> Description of the task
Collect all lines from the records below that include the word "Protein".

Stored items from a collection:
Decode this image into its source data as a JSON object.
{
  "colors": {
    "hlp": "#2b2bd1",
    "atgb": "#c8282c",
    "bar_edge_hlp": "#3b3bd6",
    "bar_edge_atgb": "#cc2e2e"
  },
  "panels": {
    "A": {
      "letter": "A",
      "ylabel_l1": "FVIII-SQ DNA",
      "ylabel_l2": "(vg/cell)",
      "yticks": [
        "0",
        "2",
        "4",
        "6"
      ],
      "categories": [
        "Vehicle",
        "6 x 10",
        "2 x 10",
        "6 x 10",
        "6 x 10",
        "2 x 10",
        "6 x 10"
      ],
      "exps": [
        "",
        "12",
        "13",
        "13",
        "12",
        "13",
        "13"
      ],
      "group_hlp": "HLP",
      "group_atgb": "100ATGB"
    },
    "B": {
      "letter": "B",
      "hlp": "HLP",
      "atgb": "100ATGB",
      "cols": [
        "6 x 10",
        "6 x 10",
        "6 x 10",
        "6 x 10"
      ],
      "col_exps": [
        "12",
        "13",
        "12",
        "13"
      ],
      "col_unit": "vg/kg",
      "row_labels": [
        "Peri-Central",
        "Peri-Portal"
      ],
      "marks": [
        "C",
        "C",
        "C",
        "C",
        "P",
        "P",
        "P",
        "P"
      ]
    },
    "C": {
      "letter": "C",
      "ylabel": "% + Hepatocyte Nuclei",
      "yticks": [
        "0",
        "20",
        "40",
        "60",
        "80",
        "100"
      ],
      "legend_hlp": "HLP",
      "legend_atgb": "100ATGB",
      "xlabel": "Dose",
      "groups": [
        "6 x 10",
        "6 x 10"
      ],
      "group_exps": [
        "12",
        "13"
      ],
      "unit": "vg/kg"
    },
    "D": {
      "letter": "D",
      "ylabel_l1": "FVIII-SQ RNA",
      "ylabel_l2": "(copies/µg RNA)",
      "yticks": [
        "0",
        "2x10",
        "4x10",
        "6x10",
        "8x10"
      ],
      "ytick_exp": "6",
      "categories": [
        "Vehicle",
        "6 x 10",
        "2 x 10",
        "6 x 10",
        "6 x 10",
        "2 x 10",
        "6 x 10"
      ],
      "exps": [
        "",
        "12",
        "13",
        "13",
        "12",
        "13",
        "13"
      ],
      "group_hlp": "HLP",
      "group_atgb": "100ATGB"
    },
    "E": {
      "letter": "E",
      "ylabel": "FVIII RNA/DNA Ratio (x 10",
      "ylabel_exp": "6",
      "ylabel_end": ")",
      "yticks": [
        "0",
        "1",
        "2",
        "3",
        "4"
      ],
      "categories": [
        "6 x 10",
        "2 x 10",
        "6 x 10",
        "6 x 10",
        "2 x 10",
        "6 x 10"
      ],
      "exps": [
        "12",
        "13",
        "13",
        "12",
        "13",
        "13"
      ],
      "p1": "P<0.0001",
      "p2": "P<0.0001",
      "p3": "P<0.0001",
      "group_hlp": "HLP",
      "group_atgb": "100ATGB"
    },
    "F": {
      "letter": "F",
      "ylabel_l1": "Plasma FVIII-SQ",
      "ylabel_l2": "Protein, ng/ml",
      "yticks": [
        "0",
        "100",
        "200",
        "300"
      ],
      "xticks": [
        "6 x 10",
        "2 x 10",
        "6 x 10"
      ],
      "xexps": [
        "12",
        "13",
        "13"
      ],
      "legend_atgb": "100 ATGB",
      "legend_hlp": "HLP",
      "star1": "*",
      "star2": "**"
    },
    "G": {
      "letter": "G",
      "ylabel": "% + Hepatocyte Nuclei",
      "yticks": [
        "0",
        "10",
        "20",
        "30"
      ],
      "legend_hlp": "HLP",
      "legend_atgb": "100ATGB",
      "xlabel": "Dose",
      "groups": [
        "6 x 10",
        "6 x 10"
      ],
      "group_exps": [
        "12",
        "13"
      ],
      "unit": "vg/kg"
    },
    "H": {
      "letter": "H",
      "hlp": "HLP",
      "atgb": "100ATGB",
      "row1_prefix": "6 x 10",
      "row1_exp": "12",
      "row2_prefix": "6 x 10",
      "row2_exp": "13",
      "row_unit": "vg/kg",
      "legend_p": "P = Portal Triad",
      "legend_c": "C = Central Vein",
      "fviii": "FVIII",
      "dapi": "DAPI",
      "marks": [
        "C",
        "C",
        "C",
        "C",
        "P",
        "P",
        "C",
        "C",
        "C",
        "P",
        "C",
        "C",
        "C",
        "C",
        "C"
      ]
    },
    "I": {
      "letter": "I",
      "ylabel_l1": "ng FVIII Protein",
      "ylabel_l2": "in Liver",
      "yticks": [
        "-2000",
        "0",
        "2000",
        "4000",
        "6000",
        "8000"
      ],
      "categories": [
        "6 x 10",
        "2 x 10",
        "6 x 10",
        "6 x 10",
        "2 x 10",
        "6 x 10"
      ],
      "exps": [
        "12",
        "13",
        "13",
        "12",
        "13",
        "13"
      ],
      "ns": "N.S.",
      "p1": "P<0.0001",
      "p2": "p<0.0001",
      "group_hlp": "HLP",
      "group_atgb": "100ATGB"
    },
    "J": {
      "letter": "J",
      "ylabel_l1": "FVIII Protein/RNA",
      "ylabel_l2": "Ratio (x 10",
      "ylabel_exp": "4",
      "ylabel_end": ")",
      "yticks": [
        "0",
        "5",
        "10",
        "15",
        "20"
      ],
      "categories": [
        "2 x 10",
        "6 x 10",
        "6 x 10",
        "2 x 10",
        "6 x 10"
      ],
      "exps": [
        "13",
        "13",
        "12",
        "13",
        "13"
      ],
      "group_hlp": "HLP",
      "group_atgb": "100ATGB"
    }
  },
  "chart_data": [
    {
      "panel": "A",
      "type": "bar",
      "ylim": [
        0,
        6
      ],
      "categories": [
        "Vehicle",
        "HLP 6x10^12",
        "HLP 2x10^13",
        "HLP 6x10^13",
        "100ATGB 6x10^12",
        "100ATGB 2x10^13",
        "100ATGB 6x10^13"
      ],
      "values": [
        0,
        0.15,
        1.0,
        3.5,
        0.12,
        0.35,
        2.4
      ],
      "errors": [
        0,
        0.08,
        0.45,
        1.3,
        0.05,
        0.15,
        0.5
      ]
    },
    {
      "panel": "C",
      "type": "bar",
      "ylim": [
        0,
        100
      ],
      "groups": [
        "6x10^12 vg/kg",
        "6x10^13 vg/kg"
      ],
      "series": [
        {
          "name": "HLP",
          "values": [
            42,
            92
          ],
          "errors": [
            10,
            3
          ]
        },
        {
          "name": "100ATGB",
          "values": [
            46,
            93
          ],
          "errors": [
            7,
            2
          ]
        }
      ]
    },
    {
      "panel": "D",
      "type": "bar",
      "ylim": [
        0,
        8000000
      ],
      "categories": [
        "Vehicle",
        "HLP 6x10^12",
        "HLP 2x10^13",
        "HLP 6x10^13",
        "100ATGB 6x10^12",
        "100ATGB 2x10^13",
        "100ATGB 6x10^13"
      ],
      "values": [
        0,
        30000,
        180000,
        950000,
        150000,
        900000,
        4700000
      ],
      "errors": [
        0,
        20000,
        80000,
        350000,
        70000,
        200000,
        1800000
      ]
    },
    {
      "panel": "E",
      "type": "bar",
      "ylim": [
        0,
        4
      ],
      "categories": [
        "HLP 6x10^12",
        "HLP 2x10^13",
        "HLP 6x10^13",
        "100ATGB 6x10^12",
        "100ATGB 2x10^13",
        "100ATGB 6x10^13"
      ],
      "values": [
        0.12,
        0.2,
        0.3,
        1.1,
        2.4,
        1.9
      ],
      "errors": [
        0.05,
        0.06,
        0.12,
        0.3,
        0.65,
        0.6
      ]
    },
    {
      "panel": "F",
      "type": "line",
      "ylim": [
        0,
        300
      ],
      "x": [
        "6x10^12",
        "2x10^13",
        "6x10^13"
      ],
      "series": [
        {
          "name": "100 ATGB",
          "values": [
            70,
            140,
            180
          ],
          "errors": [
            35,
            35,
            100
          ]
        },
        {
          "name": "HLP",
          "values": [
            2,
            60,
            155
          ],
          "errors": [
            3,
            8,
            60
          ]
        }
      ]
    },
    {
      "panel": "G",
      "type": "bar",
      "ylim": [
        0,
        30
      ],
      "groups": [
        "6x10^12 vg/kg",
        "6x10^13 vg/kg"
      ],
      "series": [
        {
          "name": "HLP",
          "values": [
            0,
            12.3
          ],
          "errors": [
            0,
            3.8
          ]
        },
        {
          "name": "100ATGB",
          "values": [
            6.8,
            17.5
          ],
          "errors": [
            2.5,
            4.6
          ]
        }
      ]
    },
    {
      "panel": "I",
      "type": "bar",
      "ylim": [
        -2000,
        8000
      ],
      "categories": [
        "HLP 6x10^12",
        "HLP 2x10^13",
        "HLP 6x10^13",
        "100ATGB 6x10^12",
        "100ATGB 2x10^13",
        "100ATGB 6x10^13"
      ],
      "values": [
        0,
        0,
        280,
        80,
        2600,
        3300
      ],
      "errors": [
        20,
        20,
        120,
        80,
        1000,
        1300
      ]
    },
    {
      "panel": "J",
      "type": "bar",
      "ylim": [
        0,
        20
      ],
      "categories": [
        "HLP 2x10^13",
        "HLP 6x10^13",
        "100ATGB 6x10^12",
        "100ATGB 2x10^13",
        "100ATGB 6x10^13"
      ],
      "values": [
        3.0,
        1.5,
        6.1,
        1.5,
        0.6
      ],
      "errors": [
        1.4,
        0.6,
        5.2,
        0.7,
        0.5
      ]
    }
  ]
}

> Answer to this task
      "ylabel_l2": "Protein, ng/ml",
      "ylabel_l1": "ng FVIII Protein",
      "ylabel_l1": "FVIII Protein/RNA",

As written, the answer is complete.